## [Exercise aim]
All the entries need to be quoted exactly, apart from the pictures, which you should drop.

## [Provided material]
________________________________________

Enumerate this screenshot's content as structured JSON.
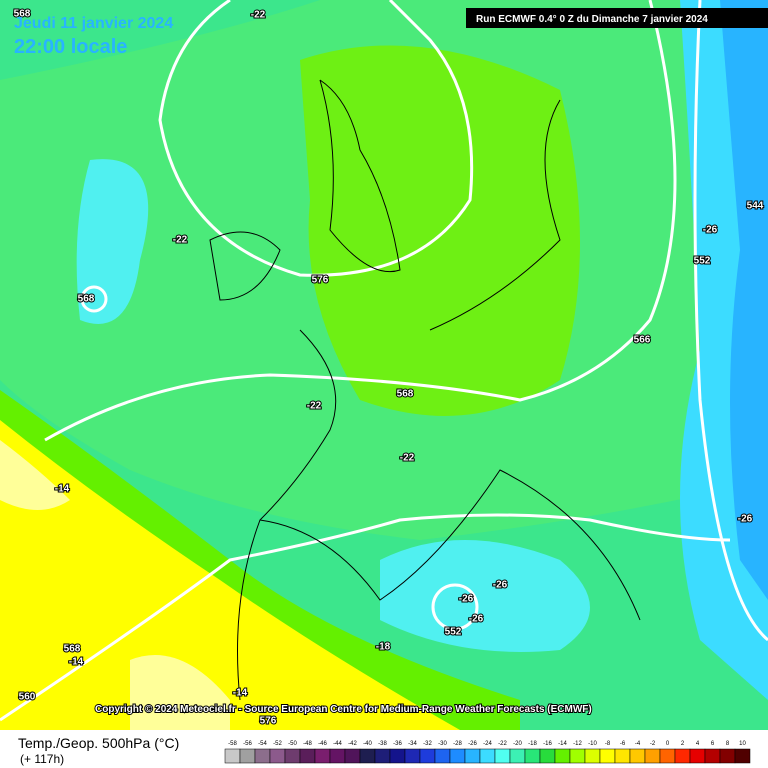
{
  "header": {
    "date": "Jeudi 11 janvier 2024",
    "time": "22:00 locale",
    "run": "Run ECMWF 0.4° 0 Z du Dimanche 7 janvier 2024"
  },
  "copyright": "Copyright © 2024 Meteociel.fr - Source European Centre for Medium-Range Weather Forecasts (ECMWF)",
  "footer": {
    "title": "Temp./Geop. 500hPa (°C)",
    "lead": "(+ 117h)"
  },
  "contour_labels": [
    "568",
    "-22",
    "-22",
    "568",
    "576",
    "-22",
    "568",
    "-22",
    "566",
    "-26",
    "552",
    "544",
    "-14",
    "-26",
    "-26",
    "-26",
    "552",
    "-18",
    "568",
    "-14",
    "560",
    "-14",
    "576",
    "-26"
  ],
  "legend": {
    "ticks": [
      -58,
      -56,
      -54,
      -52,
      -50,
      -48,
      -46,
      -44,
      -42,
      -40,
      -38,
      -36,
      -34,
      -32,
      -30,
      -28,
      -26,
      -24,
      -22,
      -20,
      -18,
      -16,
      -14,
      -12,
      -10,
      -8,
      -6,
      -4,
      -2,
      0,
      2,
      4,
      6,
      8,
      10
    ],
    "colors": [
      "#c8c8c8",
      "#a0a0a0",
      "#8c6e8c",
      "#8c5a8c",
      "#6e3c6e",
      "#5a1e5a",
      "#7a1e6e",
      "#641464",
      "#50145a",
      "#1e1e50",
      "#1e1e78",
      "#14148c",
      "#1e28b4",
      "#1e3cdc",
      "#1e64f0",
      "#1e8cff",
      "#28b4ff",
      "#3cdcff",
      "#50fff0",
      "#3cf0b4",
      "#28e678",
      "#28dc3c",
      "#64f000",
      "#a0ff00",
      "#dcff00",
      "#ffff00",
      "#ffe600",
      "#ffc800",
      "#ffa000",
      "#ff6400",
      "#ff2800",
      "#e60000",
      "#b40000",
      "#820000",
      "#500000"
    ]
  }
}
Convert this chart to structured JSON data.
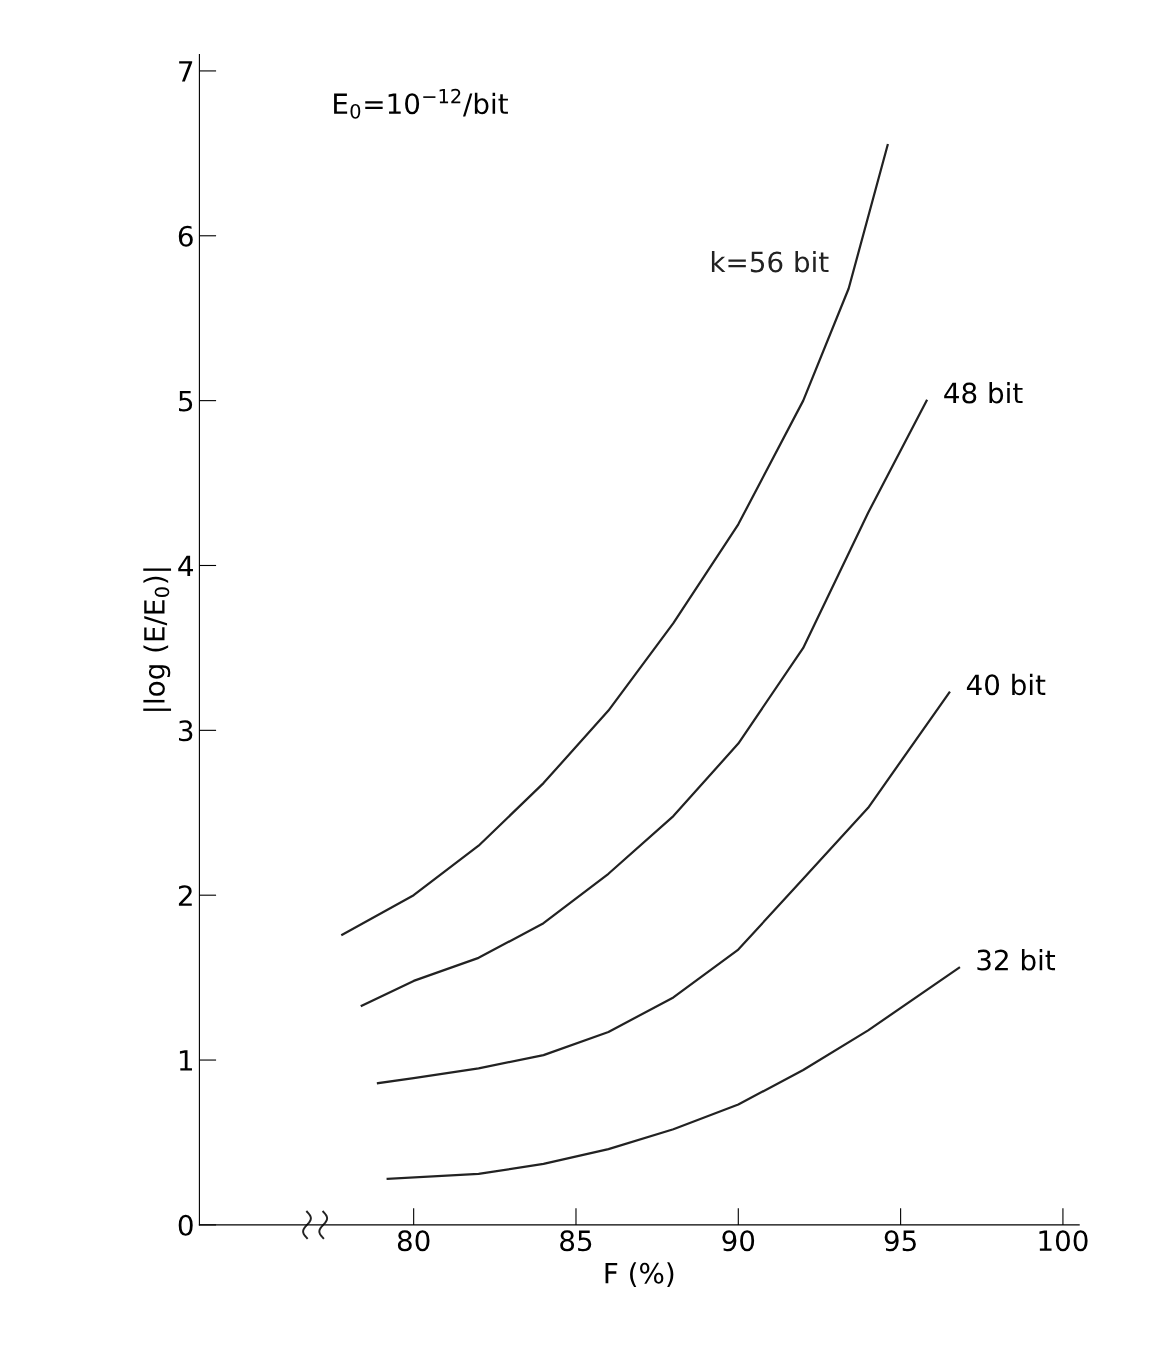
{
  "chart_data": {
    "type": "line",
    "xlabel": "F (%)",
    "ylabel": "|log (E/E$_{0}$)|",
    "annotations": [
      "E$_{0}$=10$^{−12}$/bit"
    ],
    "series": [
      {
        "name": "k=56 bit",
        "color": "#222222",
        "x": [
          77.8,
          80,
          82,
          84,
          86,
          88,
          90,
          92,
          93.4,
          94.6
        ],
        "values": [
          1.76,
          2.0,
          2.3,
          2.68,
          3.12,
          3.65,
          4.25,
          5.0,
          5.68,
          6.55
        ]
      },
      {
        "name": "48 bit",
        "color": "#222222",
        "x": [
          78.4,
          80,
          82,
          84,
          86,
          88,
          90,
          92,
          94,
          95.8
        ],
        "values": [
          1.33,
          1.48,
          1.62,
          1.83,
          2.13,
          2.48,
          2.92,
          3.5,
          4.32,
          5.0
        ]
      },
      {
        "name": "40 bit",
        "color": "#222222",
        "x": [
          78.9,
          80,
          82,
          84,
          86,
          88,
          90,
          92,
          94,
          96.5
        ],
        "values": [
          0.86,
          0.89,
          0.95,
          1.03,
          1.17,
          1.38,
          1.67,
          2.1,
          2.53,
          3.23
        ]
      },
      {
        "name": "32 bit",
        "color": "#222222",
        "x": [
          79.2,
          82,
          84,
          86,
          88,
          90,
          92,
          94,
          96.8
        ],
        "values": [
          0.28,
          0.31,
          0.37,
          0.46,
          0.58,
          0.73,
          0.94,
          1.18,
          1.56
        ]
      }
    ],
    "xlim": [
      73.4,
      100.5
    ],
    "xticks": [
      80,
      85,
      90,
      95,
      100
    ],
    "ylim": [
      0,
      7.1
    ],
    "yticks": [
      0,
      1,
      2,
      3,
      4,
      5,
      6,
      7
    ],
    "grid": false,
    "legend": false
  }
}
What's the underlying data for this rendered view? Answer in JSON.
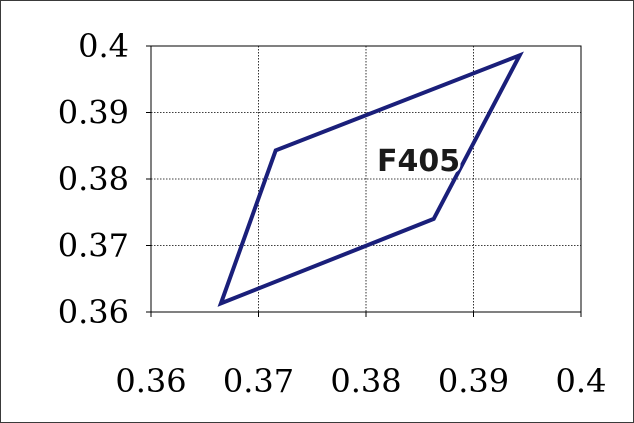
{
  "chart_data": {
    "type": "line",
    "title": "",
    "xlabel": "",
    "ylabel": "",
    "xlim": [
      0.36,
      0.4
    ],
    "ylim": [
      0.36,
      0.4
    ],
    "x_ticks": [
      "0.36",
      "0.37",
      "0.38",
      "0.39",
      "0.4"
    ],
    "y_ticks": [
      "0.36",
      "0.37",
      "0.38",
      "0.39",
      "0.4"
    ],
    "x_tick_values": [
      0.36,
      0.37,
      0.38,
      0.39,
      0.4
    ],
    "y_tick_values": [
      0.36,
      0.37,
      0.38,
      0.39,
      0.4
    ],
    "grid": true,
    "legend": "none",
    "annotation": "F405",
    "series": [
      {
        "name": "F405",
        "color": "#1a1f7a",
        "closed": true,
        "points": [
          {
            "x": 0.3665,
            "y": 0.3613
          },
          {
            "x": 0.3716,
            "y": 0.3843
          },
          {
            "x": 0.3943,
            "y": 0.3986
          },
          {
            "x": 0.3863,
            "y": 0.374
          }
        ]
      }
    ]
  }
}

________________________________________

## [Exercise answer]
Enumerate this screenshot's content as structured JSON.
{
  "header": {
    "date": "Jeudi 11 janvier 2024",
    "time": "22:00 locale",
    "run": "Run ECMWF 0.4° 0 Z du Dimanche 7 janvier 2024"
  },
  "copyright": "Copyright © 2024 Meteociel.fr - Source European Centre for Medium-Range Weather Forecasts (ECMWF)",
  "footer": {
    "title": "Temp./Geop. 500hPa (°C)",
    "lead": "(+ 117h)"
  },
  "contour_labels": [
    "568",
    "-22",
    "-22",
    "568",
    "576",
    "-22",
    "568",
    "-22",
    "566",
    "-26",
    "552",
    "544",
    "-14",
    "-26",
    "-26",
    "-26",
    "552",
    "-18",
    "568",
    "-14",
    "560",
    "-14",
    "576",
    "-26"
  ],
  "legend": {
    "ticks": [
      -58,
      -56,
      -54,
      -52,
      -50,
      -48,
      -46,
      -44,
      -42,
      -40,
      -38,
      -36,
      -34,
      -32,
      -30,
      -28,
      -26,
      -24,
      -22,
      -20,
      -18,
      -16,
      -14,
      -12,
      -10,
      -8,
      -6,
      -4,
      -2,
      0,
      2,
      4,
      6,
      8,
      10
    ],
    "colors": [
      "#c8c8c8",
      "#a0a0a0",
      "#8c6e8c",
      "#8c5a8c",
      "#6e3c6e",
      "#5a1e5a",
      "#7a1e6e",
      "#641464",
      "#50145a",
      "#1e1e50",
      "#1e1e78",
      "#14148c",
      "#1e28b4",
      "#1e3cdc",
      "#1e64f0",
      "#1e8cff",
      "#28b4ff",
      "#3cdcff",
      "#50fff0",
      "#3cf0b4",
      "#28e678",
      "#28dc3c",
      "#64f000",
      "#a0ff00",
      "#dcff00",
      "#ffff00",
      "#ffe600",
      "#ffc800",
      "#ffa000",
      "#ff6400",
      "#ff2800",
      "#e60000",
      "#b40000",
      "#820000",
      "#500000"
    ]
  }
}
Convert this chart to structured JSON data.
{
  "chart_data": {
    "type": "line",
    "xlabel": "F (%)",
    "ylabel": "|log (E/E$_{0}$)|",
    "annotations": [
      "E$_{0}$=10$^{−12}$/bit"
    ],
    "series": [
      {
        "name": "k=56 bit",
        "color": "#222222",
        "x": [
          77.8,
          80,
          82,
          84,
          86,
          88,
          90,
          92,
          93.4,
          94.6
        ],
        "values": [
          1.76,
          2.0,
          2.3,
          2.68,
          3.12,
          3.65,
          4.25,
          5.0,
          5.68,
          6.55
        ]
      },
      {
        "name": "48 bit",
        "color": "#222222",
        "x": [
          78.4,
          80,
          82,
          84,
          86,
          88,
          90,
          92,
          94,
          95.8
        ],
        "values": [
          1.33,
          1.48,
          1.62,
          1.83,
          2.13,
          2.48,
          2.92,
          3.5,
          4.32,
          5.0
        ]
      },
      {
        "name": "40 bit",
        "color": "#222222",
        "x": [
          78.9,
          80,
          82,
          84,
          86,
          88,
          90,
          92,
          94,
          96.5
        ],
        "values": [
          0.86,
          0.89,
          0.95,
          1.03,
          1.17,
          1.38,
          1.67,
          2.1,
          2.53,
          3.23
        ]
      },
      {
        "name": "32 bit",
        "color": "#222222",
        "x": [
          79.2,
          82,
          84,
          86,
          88,
          90,
          92,
          94,
          96.8
        ],
        "values": [
          0.28,
          0.31,
          0.37,
          0.46,
          0.58,
          0.73,
          0.94,
          1.18,
          1.56
        ]
      }
    ],
    "xlim": [
      73.4,
      100.5
    ],
    "xticks": [
      80,
      85,
      90,
      95,
      100
    ],
    "ylim": [
      0,
      7.1
    ],
    "yticks": [
      0,
      1,
      2,
      3,
      4,
      5,
      6,
      7
    ],
    "grid": false,
    "legend": false
  }
}
What's the underlying data for this rendered view? Answer in JSON.
{
  "chart_data": {
    "type": "line",
    "title": "",
    "xlabel": "",
    "ylabel": "",
    "xlim": [
      0.36,
      0.4
    ],
    "ylim": [
      0.36,
      0.4
    ],
    "x_ticks": [
      "0.36",
      "0.37",
      "0.38",
      "0.39",
      "0.4"
    ],
    "y_ticks": [
      "0.36",
      "0.37",
      "0.38",
      "0.39",
      "0.4"
    ],
    "x_tick_values": [
      0.36,
      0.37,
      0.38,
      0.39,
      0.4
    ],
    "y_tick_values": [
      0.36,
      0.37,
      0.38,
      0.39,
      0.4
    ],
    "grid": true,
    "legend": "none",
    "annotation": "F405",
    "series": [
      {
        "name": "F405",
        "color": "#1a1f7a",
        "closed": true,
        "points": [
          {
            "x": 0.3665,
            "y": 0.3613
          },
          {
            "x": 0.3716,
            "y": 0.3843
          },
          {
            "x": 0.3943,
            "y": 0.3986
          },
          {
            "x": 0.3863,
            "y": 0.374
          }
        ]
      }
    ]
  }
}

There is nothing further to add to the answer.